:: THE INPUT ::

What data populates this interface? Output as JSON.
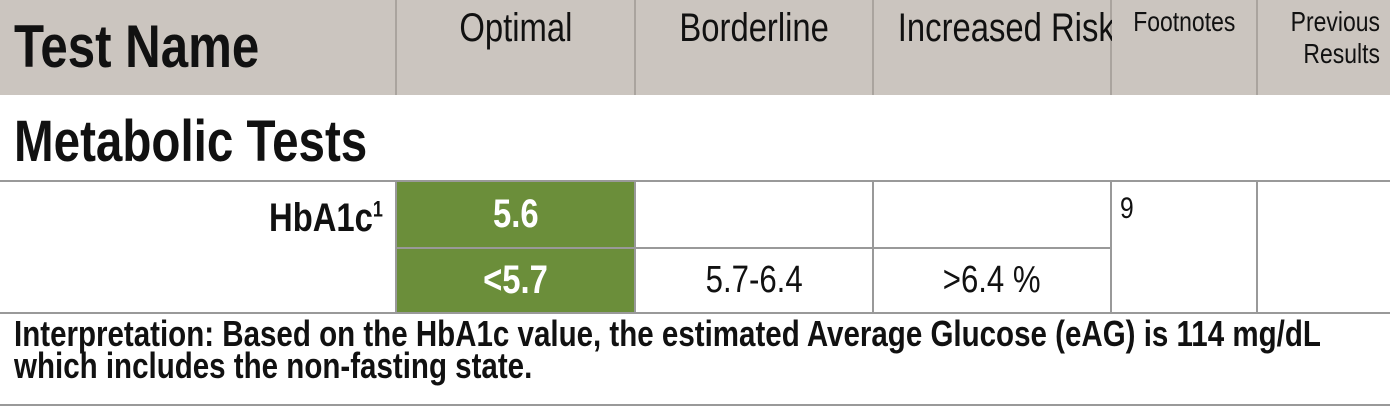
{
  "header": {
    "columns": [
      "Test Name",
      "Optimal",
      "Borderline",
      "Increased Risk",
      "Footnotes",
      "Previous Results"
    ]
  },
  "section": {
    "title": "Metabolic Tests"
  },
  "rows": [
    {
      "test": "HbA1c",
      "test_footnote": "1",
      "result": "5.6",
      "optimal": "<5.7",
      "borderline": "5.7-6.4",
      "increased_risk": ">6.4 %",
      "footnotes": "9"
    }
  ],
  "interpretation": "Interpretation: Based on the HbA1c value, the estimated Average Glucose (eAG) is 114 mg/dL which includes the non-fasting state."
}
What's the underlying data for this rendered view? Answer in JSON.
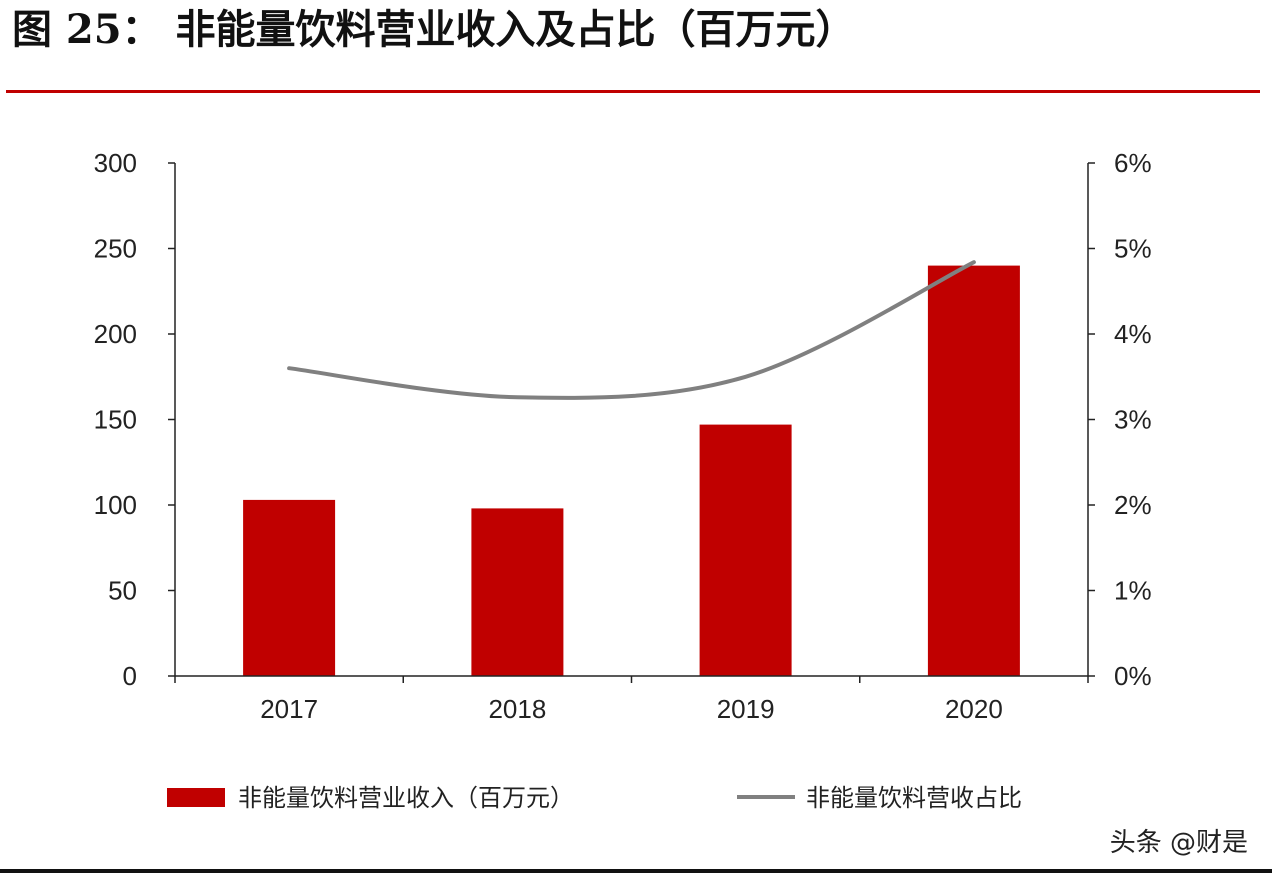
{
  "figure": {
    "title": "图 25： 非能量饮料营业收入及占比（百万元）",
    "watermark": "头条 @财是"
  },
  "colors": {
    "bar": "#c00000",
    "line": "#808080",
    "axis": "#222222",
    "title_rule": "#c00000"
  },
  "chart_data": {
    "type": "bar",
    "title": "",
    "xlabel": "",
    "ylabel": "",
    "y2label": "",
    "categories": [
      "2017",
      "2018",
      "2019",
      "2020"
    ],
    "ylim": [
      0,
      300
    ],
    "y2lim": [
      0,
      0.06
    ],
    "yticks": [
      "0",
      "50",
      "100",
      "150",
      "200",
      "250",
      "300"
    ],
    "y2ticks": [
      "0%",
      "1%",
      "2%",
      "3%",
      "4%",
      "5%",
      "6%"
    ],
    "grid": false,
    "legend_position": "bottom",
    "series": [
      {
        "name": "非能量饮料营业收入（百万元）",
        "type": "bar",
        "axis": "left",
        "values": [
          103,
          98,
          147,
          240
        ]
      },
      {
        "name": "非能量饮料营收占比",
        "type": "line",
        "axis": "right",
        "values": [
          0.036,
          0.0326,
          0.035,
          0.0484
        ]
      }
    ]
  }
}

:::

Print the records word for word and exclude any picture they hold.

## RESULT
What data populates this interface? Output as JSON.
{
  "header": {
    "columns": [
      "Test Name",
      "Optimal",
      "Borderline",
      "Increased Risk",
      "Footnotes",
      "Previous Results"
    ]
  },
  "section": {
    "title": "Metabolic Tests"
  },
  "rows": [
    {
      "test": "HbA1c",
      "test_footnote": "1",
      "result": "5.6",
      "optimal": "<5.7",
      "borderline": "5.7-6.4",
      "increased_risk": ">6.4 %",
      "footnotes": "9"
    }
  ],
  "interpretation": "Interpretation: Based on the HbA1c value, the estimated Average Glucose (eAG) is 114 mg/dL which includes the non-fasting state."
}
What's the underlying data for this rendered view? Answer in JSON.
{
  "figure": {
    "title": "图 25： 非能量饮料营业收入及占比（百万元）",
    "watermark": "头条 @财是"
  },
  "colors": {
    "bar": "#c00000",
    "line": "#808080",
    "axis": "#222222",
    "title_rule": "#c00000"
  },
  "chart_data": {
    "type": "bar",
    "title": "",
    "xlabel": "",
    "ylabel": "",
    "y2label": "",
    "categories": [
      "2017",
      "2018",
      "2019",
      "2020"
    ],
    "ylim": [
      0,
      300
    ],
    "y2lim": [
      0,
      0.06
    ],
    "yticks": [
      "0",
      "50",
      "100",
      "150",
      "200",
      "250",
      "300"
    ],
    "y2ticks": [
      "0%",
      "1%",
      "2%",
      "3%",
      "4%",
      "5%",
      "6%"
    ],
    "grid": false,
    "legend_position": "bottom",
    "series": [
      {
        "name": "非能量饮料营业收入（百万元）",
        "type": "bar",
        "axis": "left",
        "values": [
          103,
          98,
          147,
          240
        ]
      },
      {
        "name": "非能量饮料营收占比",
        "type": "line",
        "axis": "right",
        "values": [
          0.036,
          0.0326,
          0.035,
          0.0484
        ]
      }
    ]
  }
}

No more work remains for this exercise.